Exercise task
Where a line contains the word "based", copy that line in full.

Records to use
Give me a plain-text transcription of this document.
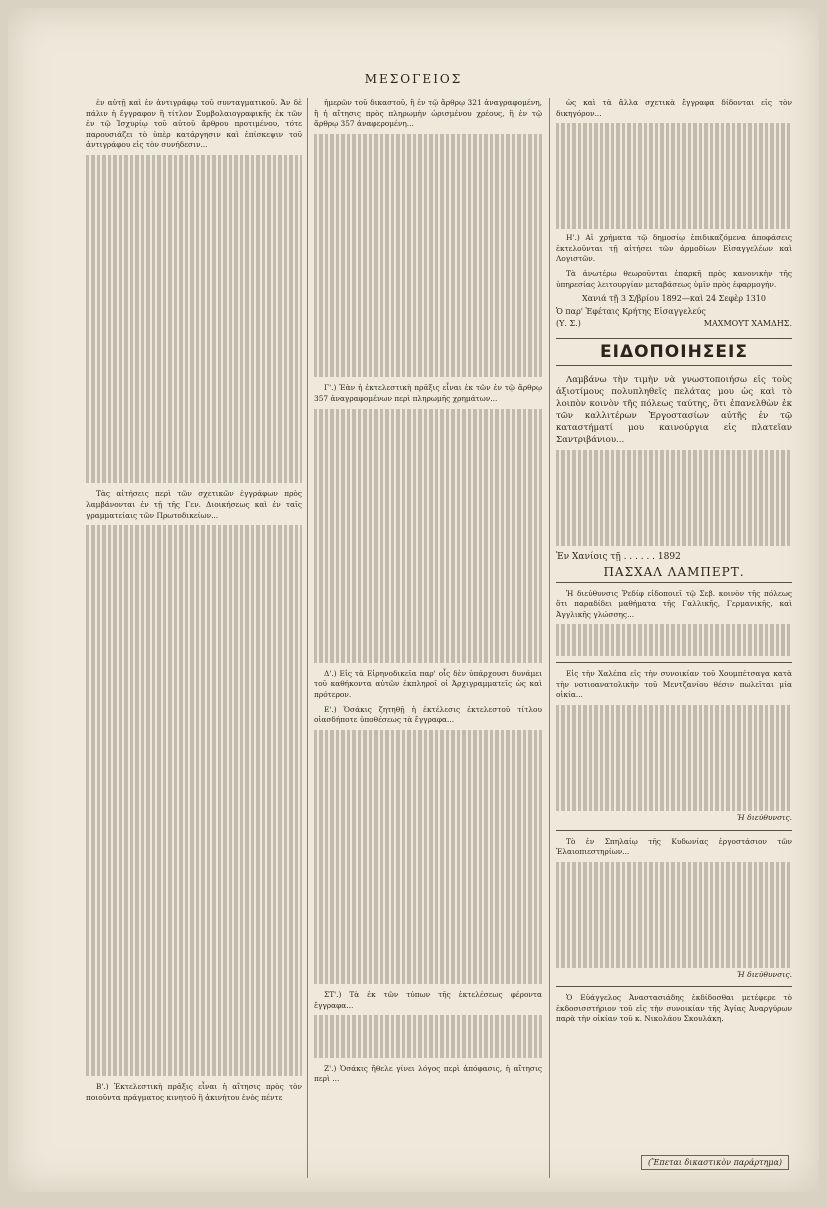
ΜΕΣΟΓΕΙΟΣ

ἐν αὐτῇ καὶ ἐν ἀντιγράφῳ τοῦ συνταγματικοῦ. Ἀν δὲ πάλιν ἡ ἔγγραφον ἢ τίτλον Συμβολαιογραφικῆς ἐκ τῶν ἐν τῷ Ἰσχυρίῳ τοῦ αὐτοῦ ἄρθρου προτιμένου, τότε παρουσιάζει τὸ ὑπὲρ κατάργησιν καὶ ἐπίσκεψιν τοῦ ἀντιγράφου εἰς τὸν συνήδεσιν...

Τὰς αἰτήσεις περὶ τῶν σχετικῶν ἐγγράφων πρὸς λαμβάνονται ἐν τῇ τῆς Γεν. Διοικήσεως καὶ ἐν ταῖς γραμματείαις τῶν Πρωτοδικείων...

Β'.) Ἐκτελεστικὴ πρᾶξις εἶναι ἡ αἴτησις πρὸς τὸν ποιοῦντα πράγματος κινητοῦ ἢ ἀκινήτου ἐνὸς πέντε

ἡμερῶν τοῦ δικαστοῦ, ἢ ἐν τῷ ἄρθρῳ 321 ἀναγραφομένη, ἢ ἡ αἴτησις πρὸς πληρωμὴν ὡρισμένου χρέους, ἢ ἐν τῷ ἄρθρῳ 357 ἀναφερομένη...

Γ'.) Ἐὰν ἡ ἐκτελεστικὴ πρᾶξις εἶναι ἐκ τῶν ἐν τῷ ἄρθρῳ 357 ἀναγραφομένων περὶ πληρωμῆς χρημάτων...

Δ'.) Εἰς τὰ Εἰρηνοδικεῖα παρ' οἷς δὲν ὑπάρχουσι δυνάμει τοῦ καθήκοντα αὐτῶν ἐκπληροῖ οἱ Ἀρχιγραμματεῖς ὡς καὶ πρότερον.

Ε'.) Ὁσάκις ζητηθῇ ἡ ἐκτέλεσις ἐκτελεστοῦ τίτλου οἱασδήποτε ὑποθέσεως τὰ ἔγγραφα...

ΣΤ'.) Τὰ ἐκ τῶν τύπων τῆς ἐκτελέσεως φέροντα ἔγγραφα...

Ζ'.) Ὁσάκις ἤθελε γίνει λόγος περὶ ἀπόφασις, ἡ αἴτησις περὶ ...

ὡς καὶ τὰ ἄλλα σχετικὰ ἔγγραφα δίδονται εἰς τὸν δικηγόρον...

Η'.) Αἱ χρήματα τῷ δημοσίῳ ἐπιδικαζόμενα ἀποφάσεις ἐκτελοῦνται τῇ αἰτήσει τῶν ἁρμοδίων Εἰσαγγελέων καὶ Λογιστῶν.

Τὰ ἀνωτέρω θεωροῦνται ἐπαρκῆ πρὸς κανονικὴν τῆς ὑπηρεσίας λειτουργίαν μεταβάσεως ὑμῖν πρὸς ἐφαρμογήν.

Χανιά τῇ 3 Σ/βρίου 1892—καὶ 24 Σεφὲρ 1310
Ὁ παρ' Ἐφέταις Κρήτης Εἰσαγγελεύς
(Υ. Σ.)	ΜΑΧΜΟΥΤ ΧΑΜΔΗΣ.
ΕΙΔΟΠΟΙΗΣΕΙΣ

Λαμβάνω τὴν τιμὴν νὰ γνωστοποιήσω εἰς τοὺς ἀξιοτίμους πολυπληθεῖς πελάτας μου ὡς καὶ τὸ λοιπὸν κοινὸν τῆς πόλεως ταύτης, ὅτι ἐπανελθὼν ἐκ τῶν καλλιτέρων Ἐργοστασίων αὐτῆς ἐν τῷ καταστήματί μου καινούργια εἰς πλατεῖαν Σαντριβάνιου...

Ἐν Χανίοις τῇ . . . . . . 1892
ΠΑΣΧΑΛ ΛΑΜΠΕΡΤ.

Ἡ διεύθυνσις Ῥεδίφ εἰδοποιεῖ τῷ Σεβ. κοινὸν τῆς πόλεως ὅτι παραδίδει μαθήματα τῆς Γαλλικῆς, Γερμανικῆς, καὶ Ἀγγλικῆς γλώσσης...

Εἰς τὴν Χαλέπα εἰς τὴν συνοικίαν τοῦ Χουμπέτσαγα κατὰ τὴν νοτιοανατολικὴν τοῦ Μεντζανίου θέσιν πωλεῖται μία οἰκία...

Ἡ διεύθυνσις.

Τὸ ἐν Σπηλαίῳ τῆς Κυδωνίας ἐργοστάσιον τῶν Ἐλαιοπιεστηρίων...

Ἡ διεύθυνσις.

Ὁ Εὐάγγελος Ἀναστασιάδης ἐκδίδοσθαι μετέφερε τὸ ἐκδοσισστήριον τοῦ εἰς τὴν συνοικίαν τῆς Ἁγίας Ἀναργύρων παρὰ τὴν οἰκίαν τοῦ κ. Νικολάου Σκουλάκη.

(Ἕπεται δικαστικὸν παράρτημα)
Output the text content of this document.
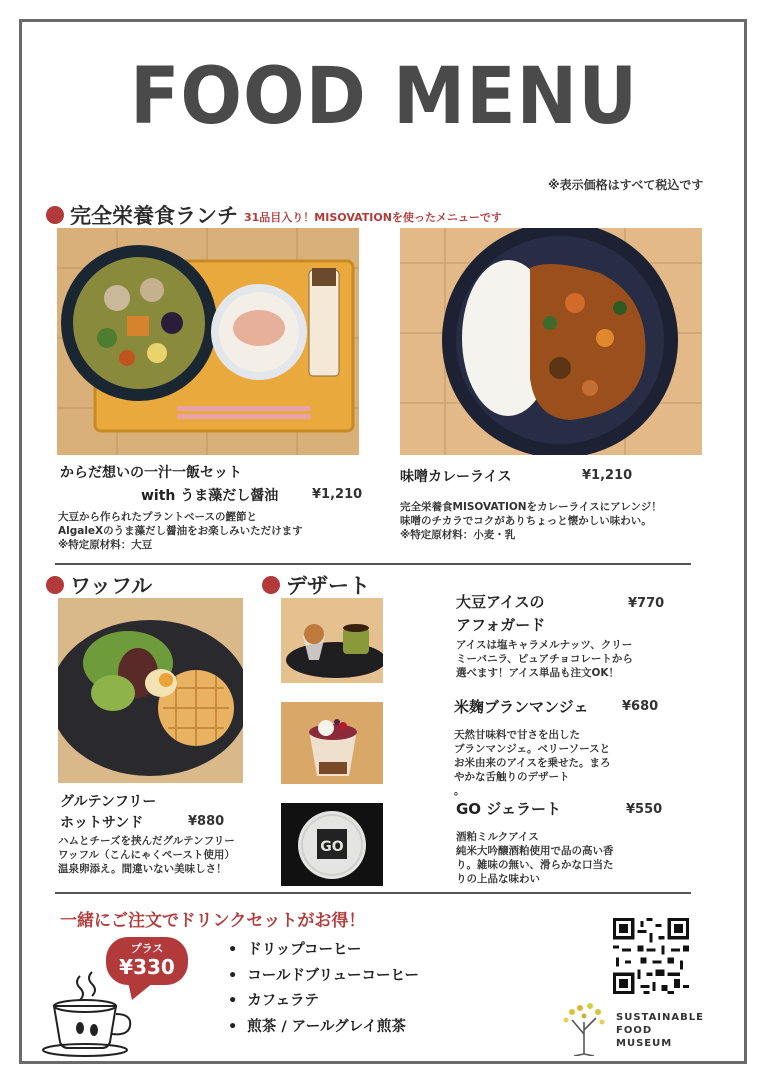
FOOD MENU
※表示価格はすべて税込です
完全栄養食ランチ 31品目入り！MISOVATIONを使ったメニューです
からだ想いの一汁一飯セット
with うま藻だし醤油	¥1,210
大豆から作られたプラントベースの鰹節と
AlgaleXのうま藻だし醤油をお楽しみいただけます
※特定原材料：大豆
味噌カレーライス	¥1,210
完全栄養食MISOVATIONをカレーライスにアレンジ！
味噌のチカラでコクがありちょっと懐かしい味わい。
※特定原材料：小麦・乳
ワッフル
グルテンフリー
ホットサンド	¥880
ハムとチーズを挟んだグルテンフリー
ワッフル（こんにゃくペースト使用）
温泉卵添え。間違いない美味しさ！
デザート
GO
大豆アイスの
アフォガード
¥770
アイスは塩キャラメルナッツ、クリー
ミーバニラ、ピュアチョコレートから
選べます！アイス単品も注文OK！
米麹ブランマンジェ	¥680
天然甘味料で甘さを出した
ブランマンジェ。ベリーソースと
お米由来のアイスを乗せた。まろ
やかな舌触りのデザート
。
GO ジェラート	¥550
酒粕ミルクアイス
純米大吟醸酒粕使用で品の高い香
り。雑味の無い、滑らかな口当た
りの上品な味わい
一緒にご注文でドリンクセットがお得！
プラス
¥330
• ドリップコーヒー
• コールドブリューコーヒー
• カフェラテ
• 煎茶 / アールグレイ煎茶
SUSTAINABLE
FOOD
MUSEUM
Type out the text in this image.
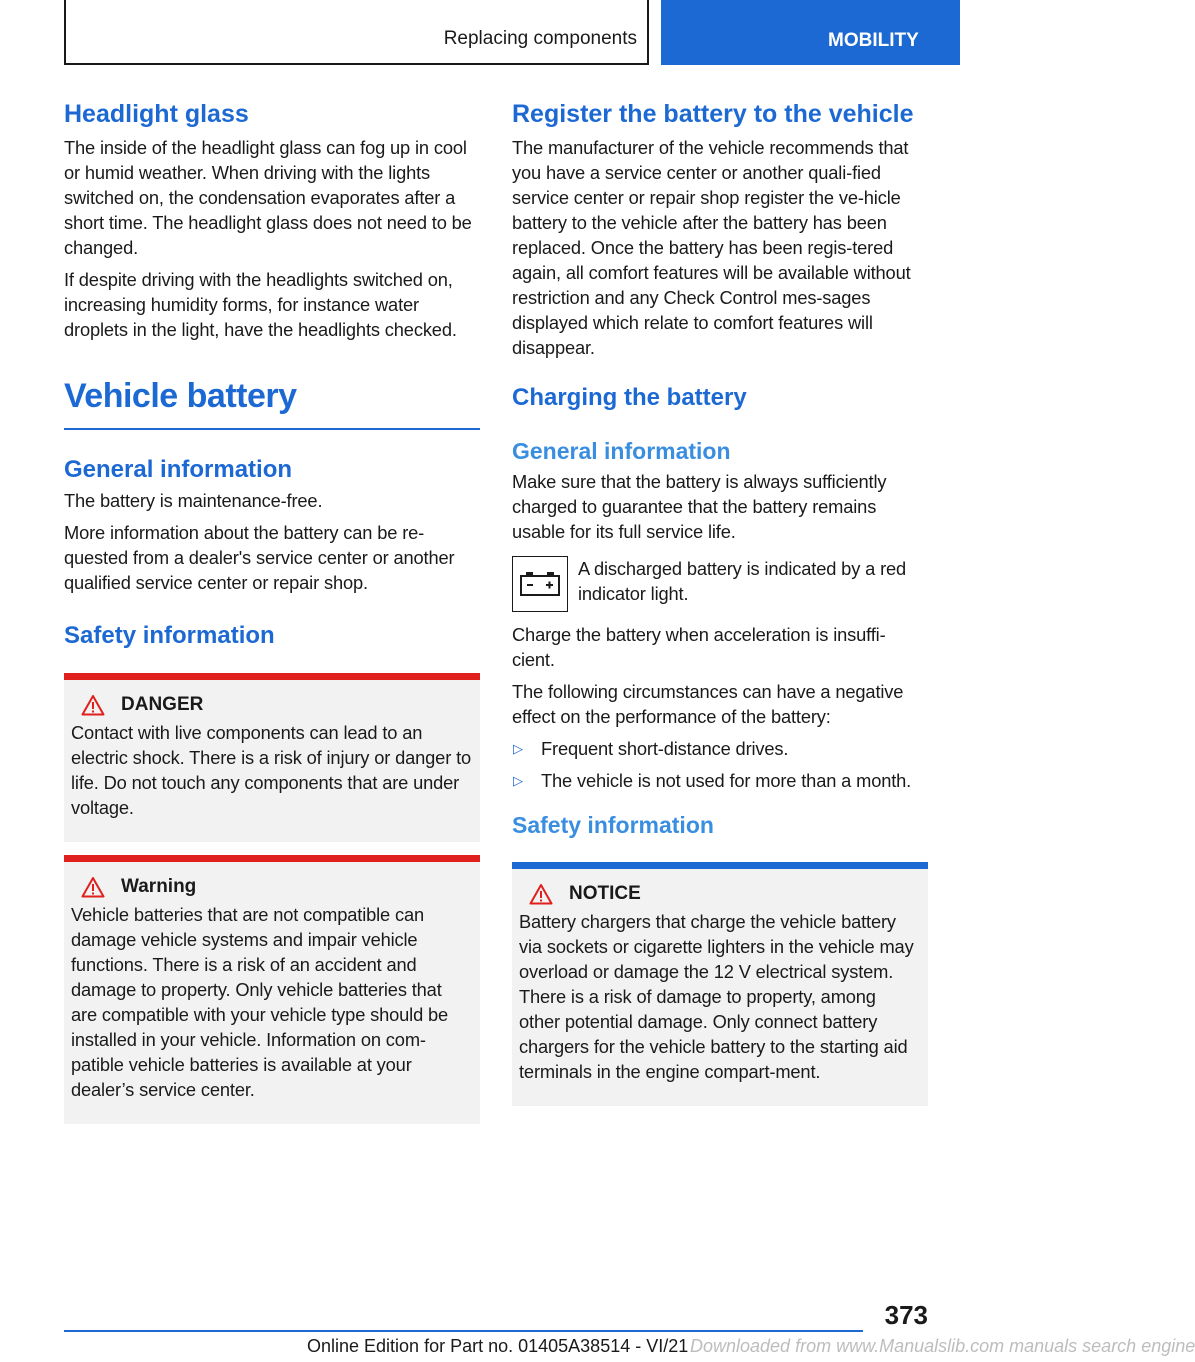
Replacing components	MOBILITY
Headlight glass

The inside of the headlight glass can fog up in cool or humid weather. When driving with the lights switched on, the condensation evaporates after a short time. The headlight glass does not need to be changed.

If despite driving with the headlights switched on, increasing humidity forms, for instance water droplets in the light, have the headlights checked.

Vehicle battery
General information

The battery is maintenance-free.

More information about the battery can be re‐quested from a dealer's service center or another qualified service center or repair shop.

Safety information
DANGER

Contact with live components can lead to an electric shock. There is a risk of injury or danger to life. Do not touch any components that are under voltage.

Warning

Vehicle batteries that are not compatible can damage vehicle systems and impair vehicle functions. There is a risk of an accident and damage to property. Only vehicle batteries that are compatible with your vehicle type should be installed in your vehicle. Information on com‐patible vehicle batteries is available at your dealer’s service center.

Register the battery to the vehicle

The manufacturer of the vehicle recommends that you have a service center or another quali‐fied service center or repair shop register the ve‐hicle battery to the vehicle after the battery has been replaced. Once the battery has been regis‐tered again, all comfort features will be available without restriction and any Check Control mes‐sages displayed which relate to comfort features will disappear.

Charging the battery
General information

Make sure that the battery is always sufficiently charged to guarantee that the battery remains usable for its full service life.

A discharged battery is indicated by a red indicator light.

Charge the battery when acceleration is insuffi‐cient.

The following circumstances can have a negative effect on the performance of the battery:

▷ Frequent short-distance drives.

▷ The vehicle is not used for more than a month.

Safety information
NOTICE

Battery chargers that charge the vehicle battery via sockets or cigarette lighters in the vehicle may overload or damage the 12 V electrical system. There is a risk of damage to property, among other potential damage. Only connect battery chargers for the vehicle battery to the starting aid terminals in the engine compart‐ment.

373
Online Edition for Part no. 01405A38514 - VI/21 Downloaded from www.Manualslib.com manuals search engine
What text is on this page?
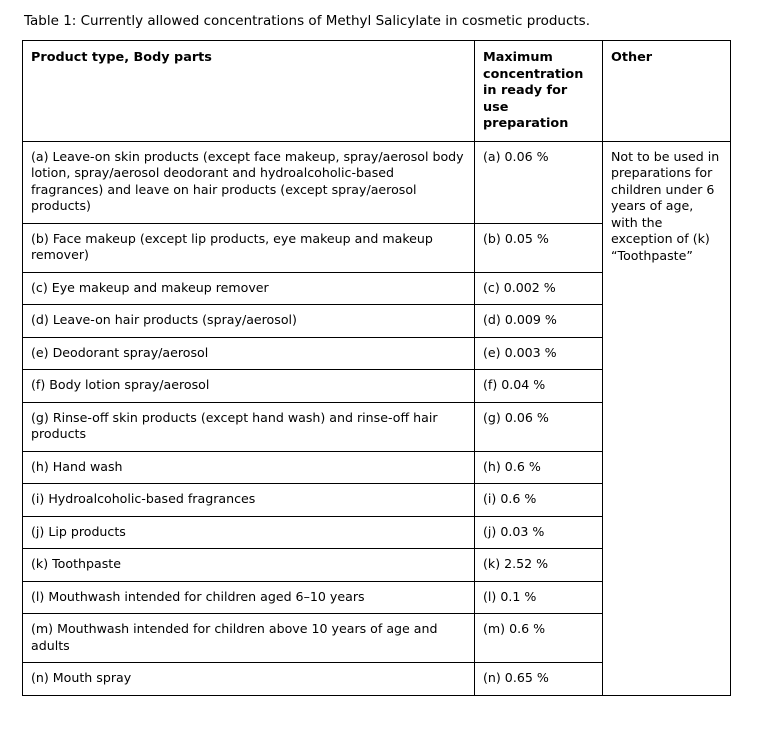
Table 1: Currently allowed concentrations of Methyl Salicylate in cosmetic products.

Product type, Body parts	Maximum concentration in ready for use preparation	Other
(a) Leave-on skin products (except face makeup, spray/aerosol body lotion, spray/aerosol deodorant and hydroalcoholic-based fragrances) and leave on hair products (except spray/aerosol products)	(a) 0.06 %	Not to be used in preparations for children under 6 years of age, with the exception of (k) “Toothpaste”
(b) Face makeup (except lip products, eye makeup and makeup remover)	(b) 0.05 %	
(c) Eye makeup and makeup remover	(c) 0.002 %	
(d) Leave-on hair products (spray/aerosol)	(d) 0.009 %	
(e) Deodorant spray/aerosol	(e) 0.003 %	
(f) Body lotion spray/aerosol	(f) 0.04 %	
(g) Rinse-off skin products (except hand wash) and rinse-off hair products	(g) 0.06 %	
(h) Hand wash	(h) 0.6 %	
(i) Hydroalcoholic-based fragrances	(i) 0.6 %	
(j) Lip products	(j) 0.03 %	
(k) Toothpaste	(k) 2.52 %	
(l) Mouthwash intended for children aged 6–10 years	(l) 0.1 %	
(m) Mouthwash intended for children above 10 years of age and adults	(m) 0.6 %	
(n) Mouth spray	(n) 0.65 %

Exercise response
(a) Leave-on skin products (except face makeup, spray/aerosol body lotion, spray/aerosol deodorant and hydroalcoholic-based fragrances) and leave on hair products (except spray/aerosol products)	(a) 0.06 %	Not to be used in preparations for children under 6 years of age, with the exception of (k) “Toothpaste”
(i) Hydroalcoholic-based fragrances	(i) 0.6 %	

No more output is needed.